* CHALLENGE: Work out how many lines in the listing below include the word "funcionamento". Give nothing but the number.

################

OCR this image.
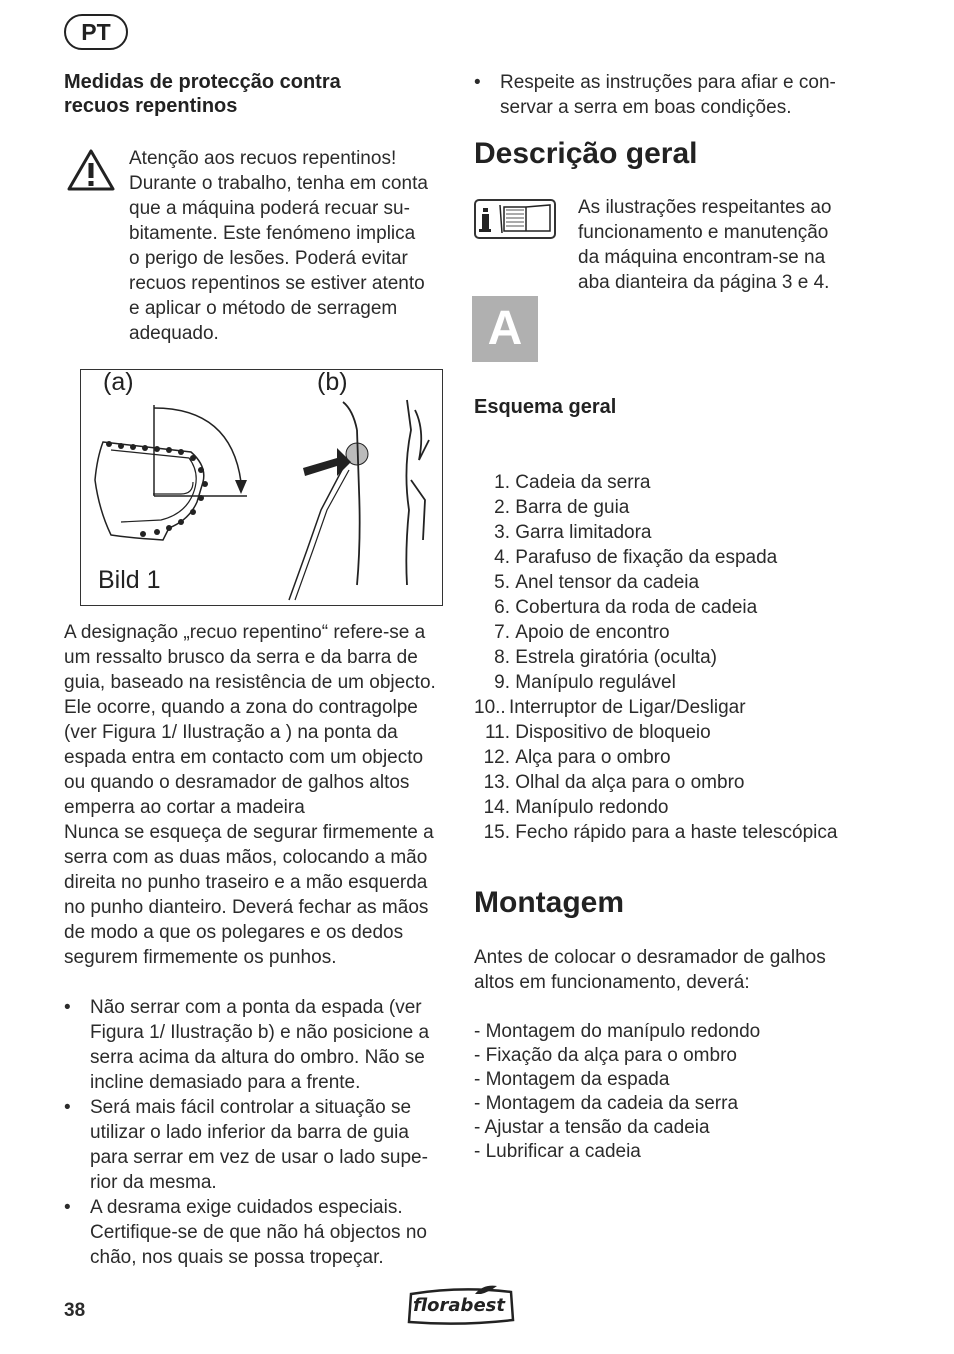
PT
Medidas de protecção contra
recuos repentinos
Atenção aos recuos repentinos!
Durante o trabalho, tenha em conta
que a máquina poderá recuar su-
bitamente. Este fenómeno implica
o perigo de lesões. Poderá evitar
recuos repentinos se estiver atento
e aplicar o método de serragem
adequado.
(a)	(b)
Bild 1
A designação „recuo repentino“ refere-se a
um ressalto brusco da serra e da barra de
guia, baseado na resistência de um objecto.
Ele ocorre, quando a zona do contragolpe
(ver Figura 1/ Ilustração a ) na ponta da
espada entra em contacto com um objecto
ou quando o desramador de galhos altos
emperra ao cortar a madeira
Nunca se esqueça de segurar firmemente a
serra com as duas mãos, colocando a mão
direita no punho traseiro e a mão esquerda
no punho dianteiro. Deverá fechar as mãos
de modo a que os polegares e os dedos
segurem firmemente os punhos.
• Não serrar com a ponta da espada (ver
Figura 1/ Ilustração b) e não posicione a
serra acima da altura do ombro. Não se
incline demasiado para a frente.
• Será mais fácil controlar a situação se
utilizar o lado inferior da barra de guia
para serrar em vez de usar o lado supe-
rior da mesma.
• A desrama exige cuidados especiais.
Certifique-se de que não há objectos no
chão, nos quais se possa tropeçar.
• Respeite as instruções para afiar e con-
servar a serra em boas condições.
Descrição geral
As ilustrações respeitantes ao
funcionamento e manutenção
da máquina encontram-se na
aba dianteira da página 3 e 4.
A
Esquema geral
1.
Cadeia da serra
2.
Barra de guia
3.
Garra limitadora
4.
Parafuso de fixação da espada
5.
Anel tensor da cadeia
6.
Cobertura da roda de cadeia
7.
Apoio de encontro
8.
Estrela giratória (oculta)
9.
Manípulo regulável
10.. Interruptor de Ligar/Desligar
11.
Dispositivo de bloqueio
12.
Alça para o ombro
13.
Olhal da alça para o ombro
14.
Manípulo redondo
15.
Fecho rápido para a haste telescópica
Montagem
Antes de colocar o desramador de galhos
altos em funcionamento, deverá:
- Montagem do manípulo redondo
- Fixação da alça para o ombro
- Montagem da espada
- Montagem da cadeia da serra
- Ajustar a tensão da cadeia
- Lubrificar a cadeia
38	florabest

################

* COMPLETE OUTPUT: 2